### EXERCISE MATERIALS
════════
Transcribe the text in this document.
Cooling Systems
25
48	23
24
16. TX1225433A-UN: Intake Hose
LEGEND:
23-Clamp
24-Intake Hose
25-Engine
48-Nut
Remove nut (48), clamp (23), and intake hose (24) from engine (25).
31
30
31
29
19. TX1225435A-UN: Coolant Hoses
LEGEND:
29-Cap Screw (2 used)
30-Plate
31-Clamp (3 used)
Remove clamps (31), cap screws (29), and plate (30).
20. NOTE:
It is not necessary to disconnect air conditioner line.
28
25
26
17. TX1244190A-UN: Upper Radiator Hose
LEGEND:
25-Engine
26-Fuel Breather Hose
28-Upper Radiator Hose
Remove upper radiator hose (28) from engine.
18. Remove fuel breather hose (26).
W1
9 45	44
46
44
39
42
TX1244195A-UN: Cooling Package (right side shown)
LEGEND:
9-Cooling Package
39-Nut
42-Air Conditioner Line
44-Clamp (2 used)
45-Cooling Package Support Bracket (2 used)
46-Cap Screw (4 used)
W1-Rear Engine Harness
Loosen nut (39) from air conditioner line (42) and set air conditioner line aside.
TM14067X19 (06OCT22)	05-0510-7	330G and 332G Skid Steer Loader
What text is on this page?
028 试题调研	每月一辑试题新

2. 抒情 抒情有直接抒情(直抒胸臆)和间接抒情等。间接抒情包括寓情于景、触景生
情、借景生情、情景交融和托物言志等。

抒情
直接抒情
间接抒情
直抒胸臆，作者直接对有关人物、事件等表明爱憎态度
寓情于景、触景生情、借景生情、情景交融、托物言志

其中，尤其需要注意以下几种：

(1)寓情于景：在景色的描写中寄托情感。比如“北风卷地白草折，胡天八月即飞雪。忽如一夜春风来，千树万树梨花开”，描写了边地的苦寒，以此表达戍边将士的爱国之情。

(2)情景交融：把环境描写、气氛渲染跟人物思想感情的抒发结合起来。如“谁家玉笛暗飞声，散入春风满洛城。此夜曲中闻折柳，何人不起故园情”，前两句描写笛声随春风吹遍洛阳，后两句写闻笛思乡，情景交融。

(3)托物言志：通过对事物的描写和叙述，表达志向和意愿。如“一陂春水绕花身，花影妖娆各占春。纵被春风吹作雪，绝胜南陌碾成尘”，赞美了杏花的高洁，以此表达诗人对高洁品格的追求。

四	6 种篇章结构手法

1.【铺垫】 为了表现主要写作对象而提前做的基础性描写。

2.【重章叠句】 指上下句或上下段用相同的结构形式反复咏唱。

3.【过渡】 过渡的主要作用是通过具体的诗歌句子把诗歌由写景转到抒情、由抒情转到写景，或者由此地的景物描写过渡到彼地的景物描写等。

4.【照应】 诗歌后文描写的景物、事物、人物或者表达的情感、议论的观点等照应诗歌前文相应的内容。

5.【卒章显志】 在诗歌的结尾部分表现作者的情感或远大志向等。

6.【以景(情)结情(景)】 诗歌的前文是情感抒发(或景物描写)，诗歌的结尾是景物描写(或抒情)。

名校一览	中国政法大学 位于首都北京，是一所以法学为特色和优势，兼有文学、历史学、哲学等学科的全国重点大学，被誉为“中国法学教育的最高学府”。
════════
### GIVEN EXERCISE
From the records above, please extract every line and repeat it exactly.

### EXERCISE SOLUTION
Transcribe the text in this document.
Cooling Systems
25
48	23
24
16. TX1225433A-UN: Intake Hose
LEGEND:
23-Clamp
24-Intake Hose
25-Engine
48-Nut
Remove nut (48), clamp (23), and intake hose (24) from engine (25).
31
30
31
29
19. TX1225435A-UN: Coolant Hoses
LEGEND:
29-Cap Screw (2 used)
30-Plate
31-Clamp (3 used)
Remove clamps (31), cap screws (29), and plate (30).
20. NOTE:
It is not necessary to disconnect air conditioner line.
28
25
26
17. TX1244190A-UN: Upper Radiator Hose
LEGEND:
25-Engine
26-Fuel Breather Hose
28-Upper Radiator Hose
Remove upper radiator hose (28) from engine.
18. Remove fuel breather hose (26).
W1
9 45	44
46
44
39
42
TX1244195A-UN: Cooling Package (right side shown)
LEGEND:
9-Cooling Package
39-Nut
42-Air Conditioner Line
44-Clamp (2 used)
45-Cooling Package Support Bracket (2 used)
46-Cap Screw (4 used)
W1-Rear Engine Harness
Loosen nut (39) from air conditioner line (42) and set air conditioner line aside.
TM14067X19 (06OCT22)	05-0510-7	330G and 332G Skid Steer Loader
What text is on this page?
028 试题调研	每月一辑试题新

2. 抒情 抒情有直接抒情(直抒胸臆)和间接抒情等。间接抒情包括寓情于景、触景生
情、借景生情、情景交融和托物言志等。

抒情
直接抒情
间接抒情
直抒胸臆，作者直接对有关人物、事件等表明爱憎态度
寓情于景、触景生情、借景生情、情景交融、托物言志

其中，尤其需要注意以下几种：

(1)寓情于景：在景色的描写中寄托情感。比如“北风卷地白草折，胡天八月即飞雪。忽如一夜春风来，千树万树梨花开”，描写了边地的苦寒，以此表达戍边将士的爱国之情。

(2)情景交融：把环境描写、气氛渲染跟人物思想感情的抒发结合起来。如“谁家玉笛暗飞声，散入春风满洛城。此夜曲中闻折柳，何人不起故园情”，前两句描写笛声随春风吹遍洛阳，后两句写闻笛思乡，情景交融。

(3)托物言志：通过对事物的描写和叙述，表达志向和意愿。如“一陂春水绕花身，花影妖娆各占春。纵被春风吹作雪，绝胜南陌碾成尘”，赞美了杏花的高洁，以此表达诗人对高洁品格的追求。

四	6 种篇章结构手法

1.【铺垫】 为了表现主要写作对象而提前做的基础性描写。

2.【重章叠句】 指上下句或上下段用相同的结构形式反复咏唱。

3.【过渡】 过渡的主要作用是通过具体的诗歌句子把诗歌由写景转到抒情、由抒情转到写景，或者由此地的景物描写过渡到彼地的景物描写等。

4.【照应】 诗歌后文描写的景物、事物、人物或者表达的情感、议论的观点等照应诗歌前文相应的内容。

5.【卒章显志】 在诗歌的结尾部分表现作者的情感或远大志向等。

6.【以景(情)结情(景)】 诗歌的前文是情感抒发(或景物描写)，诗歌的结尾是景物描写(或抒情)。

名校一览	中国政法大学 位于首都北京，是一所以法学为特色和优势，兼有文学、历史学、哲学等学科的全国重点大学，被誉为“中国法学教育的最高学府”。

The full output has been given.